## Start Extracted information

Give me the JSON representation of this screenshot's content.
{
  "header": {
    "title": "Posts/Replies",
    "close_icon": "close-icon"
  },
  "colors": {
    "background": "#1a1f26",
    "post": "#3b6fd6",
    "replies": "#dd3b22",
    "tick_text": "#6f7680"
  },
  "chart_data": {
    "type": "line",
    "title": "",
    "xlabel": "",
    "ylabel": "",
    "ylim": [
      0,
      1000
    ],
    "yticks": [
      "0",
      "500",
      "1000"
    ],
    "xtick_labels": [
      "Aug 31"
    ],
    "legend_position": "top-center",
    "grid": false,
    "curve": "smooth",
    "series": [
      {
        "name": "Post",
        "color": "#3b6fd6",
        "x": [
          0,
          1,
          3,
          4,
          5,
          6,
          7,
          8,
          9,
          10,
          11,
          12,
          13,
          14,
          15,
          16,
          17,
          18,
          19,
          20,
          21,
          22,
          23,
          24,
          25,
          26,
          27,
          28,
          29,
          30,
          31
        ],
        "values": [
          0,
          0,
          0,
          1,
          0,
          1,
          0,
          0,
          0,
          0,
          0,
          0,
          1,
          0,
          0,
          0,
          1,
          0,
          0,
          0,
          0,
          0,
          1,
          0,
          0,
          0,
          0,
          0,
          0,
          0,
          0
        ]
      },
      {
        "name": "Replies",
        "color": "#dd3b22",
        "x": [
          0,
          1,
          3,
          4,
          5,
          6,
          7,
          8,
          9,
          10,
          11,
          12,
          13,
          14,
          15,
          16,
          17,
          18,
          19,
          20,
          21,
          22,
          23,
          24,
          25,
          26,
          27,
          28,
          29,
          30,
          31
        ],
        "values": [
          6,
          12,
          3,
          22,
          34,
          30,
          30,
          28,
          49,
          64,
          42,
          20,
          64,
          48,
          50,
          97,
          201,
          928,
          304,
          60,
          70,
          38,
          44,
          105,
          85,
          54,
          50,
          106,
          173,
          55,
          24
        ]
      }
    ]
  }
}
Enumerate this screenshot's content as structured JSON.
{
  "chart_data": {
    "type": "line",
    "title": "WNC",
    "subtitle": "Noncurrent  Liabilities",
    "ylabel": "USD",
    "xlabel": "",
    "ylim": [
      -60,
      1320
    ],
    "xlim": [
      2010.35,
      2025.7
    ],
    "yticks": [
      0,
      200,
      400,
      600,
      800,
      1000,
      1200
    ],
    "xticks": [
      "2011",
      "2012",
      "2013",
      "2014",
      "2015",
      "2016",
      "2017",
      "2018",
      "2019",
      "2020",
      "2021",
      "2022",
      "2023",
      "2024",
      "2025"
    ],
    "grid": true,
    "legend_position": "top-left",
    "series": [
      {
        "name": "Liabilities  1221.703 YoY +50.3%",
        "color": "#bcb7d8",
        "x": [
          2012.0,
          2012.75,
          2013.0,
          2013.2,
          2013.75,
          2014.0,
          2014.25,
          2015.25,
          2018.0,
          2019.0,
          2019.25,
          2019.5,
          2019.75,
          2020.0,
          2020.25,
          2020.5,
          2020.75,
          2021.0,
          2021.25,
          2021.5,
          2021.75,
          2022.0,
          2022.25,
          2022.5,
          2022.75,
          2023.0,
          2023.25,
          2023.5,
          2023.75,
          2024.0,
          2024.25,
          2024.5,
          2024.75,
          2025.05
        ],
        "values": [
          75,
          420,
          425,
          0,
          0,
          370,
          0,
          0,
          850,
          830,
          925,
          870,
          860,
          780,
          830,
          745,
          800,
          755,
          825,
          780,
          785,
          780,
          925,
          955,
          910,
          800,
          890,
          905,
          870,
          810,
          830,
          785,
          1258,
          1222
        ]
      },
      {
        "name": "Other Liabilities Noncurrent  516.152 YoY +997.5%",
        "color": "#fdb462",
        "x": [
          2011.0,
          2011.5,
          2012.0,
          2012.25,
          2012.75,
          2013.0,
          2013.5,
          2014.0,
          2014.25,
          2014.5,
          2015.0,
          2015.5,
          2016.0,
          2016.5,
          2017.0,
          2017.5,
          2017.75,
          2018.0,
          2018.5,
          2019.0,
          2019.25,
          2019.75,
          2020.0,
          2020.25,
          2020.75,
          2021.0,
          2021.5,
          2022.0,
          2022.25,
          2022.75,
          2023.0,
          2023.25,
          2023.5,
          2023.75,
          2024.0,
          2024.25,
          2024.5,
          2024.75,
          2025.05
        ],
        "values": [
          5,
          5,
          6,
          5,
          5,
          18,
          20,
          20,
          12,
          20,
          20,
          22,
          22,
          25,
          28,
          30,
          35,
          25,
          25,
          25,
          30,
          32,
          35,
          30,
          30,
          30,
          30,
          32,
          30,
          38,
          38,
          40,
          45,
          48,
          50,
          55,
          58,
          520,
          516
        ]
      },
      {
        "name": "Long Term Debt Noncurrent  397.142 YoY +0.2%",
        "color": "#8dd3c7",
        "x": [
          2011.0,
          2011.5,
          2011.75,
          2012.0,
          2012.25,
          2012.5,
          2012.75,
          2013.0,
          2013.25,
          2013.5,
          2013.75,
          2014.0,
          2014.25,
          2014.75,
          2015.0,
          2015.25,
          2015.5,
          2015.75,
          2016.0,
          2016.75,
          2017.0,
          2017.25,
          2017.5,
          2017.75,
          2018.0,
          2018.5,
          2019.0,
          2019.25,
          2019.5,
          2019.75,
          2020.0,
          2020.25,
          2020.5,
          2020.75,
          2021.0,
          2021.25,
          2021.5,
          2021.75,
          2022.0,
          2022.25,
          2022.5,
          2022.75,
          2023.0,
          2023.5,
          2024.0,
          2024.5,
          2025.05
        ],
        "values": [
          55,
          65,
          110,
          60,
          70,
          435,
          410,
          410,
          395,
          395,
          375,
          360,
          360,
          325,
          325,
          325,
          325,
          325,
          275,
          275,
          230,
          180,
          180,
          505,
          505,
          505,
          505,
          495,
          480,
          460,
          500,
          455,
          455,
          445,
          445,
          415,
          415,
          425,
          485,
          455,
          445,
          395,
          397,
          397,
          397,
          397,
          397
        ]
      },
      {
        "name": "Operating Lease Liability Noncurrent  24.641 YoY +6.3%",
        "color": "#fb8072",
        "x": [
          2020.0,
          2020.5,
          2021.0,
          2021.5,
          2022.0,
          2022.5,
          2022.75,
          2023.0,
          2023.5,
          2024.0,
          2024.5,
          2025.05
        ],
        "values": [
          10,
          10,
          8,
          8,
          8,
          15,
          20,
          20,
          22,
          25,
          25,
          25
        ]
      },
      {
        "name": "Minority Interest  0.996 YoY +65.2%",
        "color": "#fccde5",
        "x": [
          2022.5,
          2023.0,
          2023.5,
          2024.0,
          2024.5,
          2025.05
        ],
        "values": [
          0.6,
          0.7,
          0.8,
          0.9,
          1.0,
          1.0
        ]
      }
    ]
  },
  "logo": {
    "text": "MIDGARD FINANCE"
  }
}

## End Extracted information

The task
All of the material above needs to be retyped word for word.

Exercise response
Give me the JSON representation of this screenshot's content.
{
  "header": {
    "title": "Posts/Replies",
    "close_icon": "close-icon"
  },
  "colors": {
    "background": "#1a1f26",
    "post": "#3b6fd6",
    "replies": "#dd3b22",
    "tick_text": "#6f7680"
  },
  "chart_data": {
    "type": "line",
    "title": "",
    "xlabel": "",
    "ylabel": "",
    "ylim": [
      0,
      1000
    ],
    "yticks": [
      "0",
      "500",
      "1000"
    ],
    "xtick_labels": [
      "Aug 31"
    ],
    "legend_position": "top-center",
    "grid": false,
    "curve": "smooth",
    "series": [
      {
        "name": "Post",
        "color": "#3b6fd6",
        "x": [
          0,
          1,
          3,
          4,
          5,
          6,
          7,
          8,
          9,
          10,
          11,
          12,
          13,
          14,
          15,
          16,
          17,
          18,
          19,
          20,
          21,
          22,
          23,
          24,
          25,
          26,
          27,
          28,
          29,
          30,
          31
        ],
        "values": [
          0,
          0,
          0,
          1,
          0,
          1,
          0,
          0,
          0,
          0,
          0,
          0,
          1,
          0,
          0,
          0,
          1,
          0,
          0,
          0,
          0,
          0,
          1,
          0,
          0,
          0,
          0,
          0,
          0,
          0,
          0
        ]
      },
      {
        "name": "Replies",
        "color": "#dd3b22",
        "x": [
          0,
          1,
          3,
          4,
          5,
          6,
          7,
          8,
          9,
          10,
          11,
          12,
          13,
          14,
          15,
          16,
          17,
          18,
          19,
          20,
          21,
          22,
          23,
          24,
          25,
          26,
          27,
          28,
          29,
          30,
          31
        ],
        "values": [
          6,
          12,
          3,
          22,
          34,
          30,
          30,
          28,
          49,
          64,
          42,
          20,
          64,
          48,
          50,
          97,
          201,
          928,
          304,
          60,
          70,
          38,
          44,
          105,
          85,
          54,
          50,
          106,
          173,
          55,
          24
        ]
      }
    ]
  }
}
Enumerate this screenshot's content as structured JSON.
{
  "chart_data": {
    "type": "line",
    "title": "WNC",
    "subtitle": "Noncurrent  Liabilities",
    "ylabel": "USD",
    "xlabel": "",
    "ylim": [
      -60,
      1320
    ],
    "xlim": [
      2010.35,
      2025.7
    ],
    "yticks": [
      0,
      200,
      400,
      600,
      800,
      1000,
      1200
    ],
    "xticks": [
      "2011",
      "2012",
      "2013",
      "2014",
      "2015",
      "2016",
      "2017",
      "2018",
      "2019",
      "2020",
      "2021",
      "2022",
      "2023",
      "2024",
      "2025"
    ],
    "grid": true,
    "legend_position": "top-left",
    "series": [
      {
        "name": "Liabilities  1221.703 YoY +50.3%",
        "color": "#bcb7d8",
        "x": [
          2012.0,
          2012.75,
          2013.0,
          2013.2,
          2013.75,
          2014.0,
          2014.25,
          2015.25,
          2018.0,
          2019.0,
          2019.25,
          2019.5,
          2019.75,
          2020.0,
          2020.25,
          2020.5,
          2020.75,
          2021.0,
          2021.25,
          2021.5,
          2021.75,
          2022.0,
          2022.25,
          2022.5,
          2022.75,
          2023.0,
          2023.25,
          2023.5,
          2023.75,
          2024.0,
          2024.25,
          2024.5,
          2024.75,
          2025.05
        ],
        "values": [
          75,
          420,
          425,
          0,
          0,
          370,
          0,
          0,
          850,
          830,
          925,
          870,
          860,
          780,
          830,
          745,
          800,
          755,
          825,
          780,
          785,
          780,
          925,
          955,
          910,
          800,
          890,
          905,
          870,
          810,
          830,
          785,
          1258,
          1222
        ]
      },
      {
        "name": "Other Liabilities Noncurrent  516.152 YoY +997.5%",
        "color": "#fdb462",
        "x": [
          2011.0,
          2011.5,
          2012.0,
          2012.25,
          2012.75,
          2013.0,
          2013.5,
          2014.0,
          2014.25,
          2014.5,
          2015.0,
          2015.5,
          2016.0,
          2016.5,
          2017.0,
          2017.5,
          2017.75,
          2018.0,
          2018.5,
          2019.0,
          2019.25,
          2019.75,
          2020.0,
          2020.25,
          2020.75,
          2021.0,
          2021.5,
          2022.0,
          2022.25,
          2022.75,
          2023.0,
          2023.25,
          2023.5,
          2023.75,
          2024.0,
          2024.25,
          2024.5,
          2024.75,
          2025.05
        ],
        "values": [
          5,
          5,
          6,
          5,
          5,
          18,
          20,
          20,
          12,
          20,
          20,
          22,
          22,
          25,
          28,
          30,
          35,
          25,
          25,
          25,
          30,
          32,
          35,
          30,
          30,
          30,
          30,
          32,
          30,
          38,
          38,
          40,
          45,
          48,
          50,
          55,
          58,
          520,
          516
        ]
      },
      {
        "name": "Long Term Debt Noncurrent  397.142 YoY +0.2%",
        "color": "#8dd3c7",
        "x": [
          2011.0,
          2011.5,
          2011.75,
          2012.0,
          2012.25,
          2012.5,
          2012.75,
          2013.0,
          2013.25,
          2013.5,
          2013.75,
          2014.0,
          2014.25,
          2014.75,
          2015.0,
          2015.25,
          2015.5,
          2015.75,
          2016.0,
          2016.75,
          2017.0,
          2017.25,
          2017.5,
          2017.75,
          2018.0,
          2018.5,
          2019.0,
          2019.25,
          2019.5,
          2019.75,
          2020.0,
          2020.25,
          2020.5,
          2020.75,
          2021.0,
          2021.25,
          2021.5,
          2021.75,
          2022.0,
          2022.25,
          2022.5,
          2022.75,
          2023.0,
          2023.5,
          2024.0,
          2024.5,
          2025.05
        ],
        "values": [
          55,
          65,
          110,
          60,
          70,
          435,
          410,
          410,
          395,
          395,
          375,
          360,
          360,
          325,
          325,
          325,
          325,
          325,
          275,
          275,
          230,
          180,
          180,
          505,
          505,
          505,
          505,
          495,
          480,
          460,
          500,
          455,
          455,
          445,
          445,
          415,
          415,
          425,
          485,
          455,
          445,
          395,
          397,
          397,
          397,
          397,
          397
        ]
      },
      {
        "name": "Operating Lease Liability Noncurrent  24.641 YoY +6.3%",
        "color": "#fb8072",
        "x": [
          2020.0,
          2020.5,
          2021.0,
          2021.5,
          2022.0,
          2022.5,
          2022.75,
          2023.0,
          2023.5,
          2024.0,
          2024.5,
          2025.05
        ],
        "values": [
          10,
          10,
          8,
          8,
          8,
          15,
          20,
          20,
          22,
          25,
          25,
          25
        ]
      },
      {
        "name": "Minority Interest  0.996 YoY +65.2%",
        "color": "#fccde5",
        "x": [
          2022.5,
          2023.0,
          2023.5,
          2024.0,
          2024.5,
          2025.05
        ],
        "values": [
          0.6,
          0.7,
          0.8,
          0.9,
          1.0,
          1.0
        ]
      }
    ]
  },
  "logo": {
    "text": "MIDGARD FINANCE"
  }
}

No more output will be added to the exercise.